+++ Input for this task
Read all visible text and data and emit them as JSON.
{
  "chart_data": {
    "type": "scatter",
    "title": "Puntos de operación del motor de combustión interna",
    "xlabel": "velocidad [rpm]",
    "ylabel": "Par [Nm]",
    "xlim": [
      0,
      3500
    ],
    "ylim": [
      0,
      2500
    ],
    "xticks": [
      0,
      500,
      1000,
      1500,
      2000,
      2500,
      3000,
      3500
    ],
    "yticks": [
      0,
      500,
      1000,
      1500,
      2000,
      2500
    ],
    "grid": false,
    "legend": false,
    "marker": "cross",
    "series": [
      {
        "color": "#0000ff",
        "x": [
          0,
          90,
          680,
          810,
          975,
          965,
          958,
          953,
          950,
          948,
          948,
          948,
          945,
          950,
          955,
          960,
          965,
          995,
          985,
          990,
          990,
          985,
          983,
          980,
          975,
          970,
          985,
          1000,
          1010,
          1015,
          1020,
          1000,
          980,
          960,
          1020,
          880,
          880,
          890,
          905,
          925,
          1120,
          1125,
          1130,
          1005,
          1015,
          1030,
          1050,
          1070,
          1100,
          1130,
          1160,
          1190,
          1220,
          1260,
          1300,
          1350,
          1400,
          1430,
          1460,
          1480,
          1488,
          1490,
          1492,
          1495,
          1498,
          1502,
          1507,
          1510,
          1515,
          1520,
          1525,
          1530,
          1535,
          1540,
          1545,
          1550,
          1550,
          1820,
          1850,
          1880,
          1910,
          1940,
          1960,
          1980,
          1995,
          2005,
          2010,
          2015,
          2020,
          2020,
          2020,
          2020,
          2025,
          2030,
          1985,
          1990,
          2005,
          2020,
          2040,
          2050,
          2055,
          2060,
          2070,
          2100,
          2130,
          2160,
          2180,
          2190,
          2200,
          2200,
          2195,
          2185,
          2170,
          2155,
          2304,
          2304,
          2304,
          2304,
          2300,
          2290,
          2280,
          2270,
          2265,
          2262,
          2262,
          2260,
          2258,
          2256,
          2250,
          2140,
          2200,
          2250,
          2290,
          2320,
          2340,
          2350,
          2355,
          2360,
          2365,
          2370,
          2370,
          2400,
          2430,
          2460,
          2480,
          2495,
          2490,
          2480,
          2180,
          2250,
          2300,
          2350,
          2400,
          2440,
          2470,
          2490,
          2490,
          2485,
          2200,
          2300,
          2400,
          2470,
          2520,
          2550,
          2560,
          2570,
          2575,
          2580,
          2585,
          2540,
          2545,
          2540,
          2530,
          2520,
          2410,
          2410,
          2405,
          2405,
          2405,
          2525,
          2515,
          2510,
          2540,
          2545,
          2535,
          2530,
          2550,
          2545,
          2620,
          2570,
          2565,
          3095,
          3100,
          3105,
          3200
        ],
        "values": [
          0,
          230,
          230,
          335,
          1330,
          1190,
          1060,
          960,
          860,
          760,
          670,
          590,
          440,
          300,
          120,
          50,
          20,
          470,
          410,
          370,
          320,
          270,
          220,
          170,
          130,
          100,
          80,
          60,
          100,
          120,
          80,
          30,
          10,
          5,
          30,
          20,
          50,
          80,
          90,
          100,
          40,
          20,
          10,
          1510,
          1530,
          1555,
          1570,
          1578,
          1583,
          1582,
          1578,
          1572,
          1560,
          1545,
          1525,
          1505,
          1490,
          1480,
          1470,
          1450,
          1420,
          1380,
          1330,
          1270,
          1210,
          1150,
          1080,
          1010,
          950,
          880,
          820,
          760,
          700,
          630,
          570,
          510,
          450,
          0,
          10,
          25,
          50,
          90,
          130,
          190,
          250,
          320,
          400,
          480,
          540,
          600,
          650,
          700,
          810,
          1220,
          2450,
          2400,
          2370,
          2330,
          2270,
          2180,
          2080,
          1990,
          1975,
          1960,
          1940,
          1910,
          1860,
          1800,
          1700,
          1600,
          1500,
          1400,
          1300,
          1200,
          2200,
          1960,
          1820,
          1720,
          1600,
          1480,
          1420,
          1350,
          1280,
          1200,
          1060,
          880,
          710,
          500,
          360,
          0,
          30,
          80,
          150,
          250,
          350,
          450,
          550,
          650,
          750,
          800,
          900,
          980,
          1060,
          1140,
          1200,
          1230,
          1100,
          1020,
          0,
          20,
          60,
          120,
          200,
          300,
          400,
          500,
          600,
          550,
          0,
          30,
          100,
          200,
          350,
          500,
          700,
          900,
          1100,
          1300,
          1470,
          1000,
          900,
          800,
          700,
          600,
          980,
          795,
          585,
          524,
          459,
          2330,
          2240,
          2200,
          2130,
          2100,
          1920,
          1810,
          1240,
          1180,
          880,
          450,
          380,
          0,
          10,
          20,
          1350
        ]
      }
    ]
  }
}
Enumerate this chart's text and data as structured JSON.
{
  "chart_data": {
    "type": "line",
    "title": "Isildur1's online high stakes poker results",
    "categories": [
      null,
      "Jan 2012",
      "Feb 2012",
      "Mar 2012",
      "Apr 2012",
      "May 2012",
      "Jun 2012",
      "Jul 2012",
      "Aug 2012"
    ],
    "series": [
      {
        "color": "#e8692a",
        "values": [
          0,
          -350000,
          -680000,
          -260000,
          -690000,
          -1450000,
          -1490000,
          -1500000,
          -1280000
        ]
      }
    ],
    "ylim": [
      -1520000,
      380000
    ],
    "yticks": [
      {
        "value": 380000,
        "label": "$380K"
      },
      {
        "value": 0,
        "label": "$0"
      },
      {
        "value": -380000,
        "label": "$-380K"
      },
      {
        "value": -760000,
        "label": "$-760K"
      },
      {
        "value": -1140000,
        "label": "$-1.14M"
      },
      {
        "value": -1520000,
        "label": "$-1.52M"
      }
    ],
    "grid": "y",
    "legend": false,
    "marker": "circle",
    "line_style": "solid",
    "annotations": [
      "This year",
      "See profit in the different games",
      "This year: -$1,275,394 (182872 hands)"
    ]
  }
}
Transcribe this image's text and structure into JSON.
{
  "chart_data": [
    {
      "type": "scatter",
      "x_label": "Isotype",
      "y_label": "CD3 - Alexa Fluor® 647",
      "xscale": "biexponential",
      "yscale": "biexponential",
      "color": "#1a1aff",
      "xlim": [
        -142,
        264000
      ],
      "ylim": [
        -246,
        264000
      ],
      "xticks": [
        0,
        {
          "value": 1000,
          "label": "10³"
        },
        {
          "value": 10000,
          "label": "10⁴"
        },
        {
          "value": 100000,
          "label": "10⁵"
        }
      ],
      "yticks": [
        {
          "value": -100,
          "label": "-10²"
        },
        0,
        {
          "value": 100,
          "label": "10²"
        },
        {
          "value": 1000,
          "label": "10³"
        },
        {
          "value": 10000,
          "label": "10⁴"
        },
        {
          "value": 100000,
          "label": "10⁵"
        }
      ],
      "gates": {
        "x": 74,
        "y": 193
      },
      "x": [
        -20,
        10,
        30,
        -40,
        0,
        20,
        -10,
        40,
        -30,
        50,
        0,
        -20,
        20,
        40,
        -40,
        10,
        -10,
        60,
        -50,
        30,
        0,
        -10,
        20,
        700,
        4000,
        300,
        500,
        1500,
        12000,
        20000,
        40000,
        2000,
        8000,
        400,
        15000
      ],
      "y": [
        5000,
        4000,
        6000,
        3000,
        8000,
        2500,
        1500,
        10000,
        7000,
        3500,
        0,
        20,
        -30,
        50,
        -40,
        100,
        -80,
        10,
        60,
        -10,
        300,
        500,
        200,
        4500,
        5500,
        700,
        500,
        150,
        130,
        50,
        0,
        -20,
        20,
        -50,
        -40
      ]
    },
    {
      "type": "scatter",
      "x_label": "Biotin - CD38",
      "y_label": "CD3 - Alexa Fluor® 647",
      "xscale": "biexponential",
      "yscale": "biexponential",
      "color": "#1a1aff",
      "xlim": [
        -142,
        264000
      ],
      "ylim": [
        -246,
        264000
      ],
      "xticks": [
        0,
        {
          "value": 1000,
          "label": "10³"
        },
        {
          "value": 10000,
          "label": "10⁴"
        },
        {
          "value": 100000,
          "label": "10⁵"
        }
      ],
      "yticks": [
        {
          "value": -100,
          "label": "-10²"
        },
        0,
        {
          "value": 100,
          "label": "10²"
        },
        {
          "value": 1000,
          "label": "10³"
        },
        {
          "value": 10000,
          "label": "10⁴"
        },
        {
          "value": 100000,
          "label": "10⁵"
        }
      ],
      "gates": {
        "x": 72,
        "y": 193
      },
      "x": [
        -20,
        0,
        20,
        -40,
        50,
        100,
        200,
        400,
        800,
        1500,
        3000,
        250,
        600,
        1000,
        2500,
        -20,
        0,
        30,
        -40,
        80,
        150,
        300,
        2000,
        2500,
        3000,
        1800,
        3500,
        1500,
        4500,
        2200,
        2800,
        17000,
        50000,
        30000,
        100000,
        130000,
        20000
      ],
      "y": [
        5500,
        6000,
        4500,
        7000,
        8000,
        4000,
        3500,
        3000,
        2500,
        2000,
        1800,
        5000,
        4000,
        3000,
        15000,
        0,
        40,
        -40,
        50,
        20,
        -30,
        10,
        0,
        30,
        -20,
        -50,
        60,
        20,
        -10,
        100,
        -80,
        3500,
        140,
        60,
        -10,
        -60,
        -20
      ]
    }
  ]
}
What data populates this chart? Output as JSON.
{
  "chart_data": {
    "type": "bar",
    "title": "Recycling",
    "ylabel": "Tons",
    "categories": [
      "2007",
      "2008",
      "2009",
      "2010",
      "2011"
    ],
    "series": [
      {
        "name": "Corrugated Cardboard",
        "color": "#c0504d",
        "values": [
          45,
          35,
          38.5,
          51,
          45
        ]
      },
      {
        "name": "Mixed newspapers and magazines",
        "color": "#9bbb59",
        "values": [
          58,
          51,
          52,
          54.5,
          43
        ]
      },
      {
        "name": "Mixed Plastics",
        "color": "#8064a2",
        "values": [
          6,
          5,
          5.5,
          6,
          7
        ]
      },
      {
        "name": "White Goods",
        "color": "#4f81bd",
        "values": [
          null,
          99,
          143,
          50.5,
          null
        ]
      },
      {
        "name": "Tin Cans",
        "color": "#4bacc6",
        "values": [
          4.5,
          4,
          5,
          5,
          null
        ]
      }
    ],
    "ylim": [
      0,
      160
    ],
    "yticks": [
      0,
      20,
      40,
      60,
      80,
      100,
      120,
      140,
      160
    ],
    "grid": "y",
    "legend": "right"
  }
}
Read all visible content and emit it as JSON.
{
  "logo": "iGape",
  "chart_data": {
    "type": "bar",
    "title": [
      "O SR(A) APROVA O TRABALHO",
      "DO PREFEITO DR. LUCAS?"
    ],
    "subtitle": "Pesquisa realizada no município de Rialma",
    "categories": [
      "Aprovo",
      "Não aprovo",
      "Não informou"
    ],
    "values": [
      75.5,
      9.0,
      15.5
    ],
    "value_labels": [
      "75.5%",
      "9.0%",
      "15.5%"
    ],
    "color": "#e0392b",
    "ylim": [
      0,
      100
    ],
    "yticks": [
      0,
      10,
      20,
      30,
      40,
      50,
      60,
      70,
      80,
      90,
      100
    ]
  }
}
++++++
_Requirements_.
Gather every line from the listing above in which "Read" appears, and copy those lines.

_Answer to the problem_.
Read all visible text and data and emit them as JSON.
Read all visible content and emit it as JSON.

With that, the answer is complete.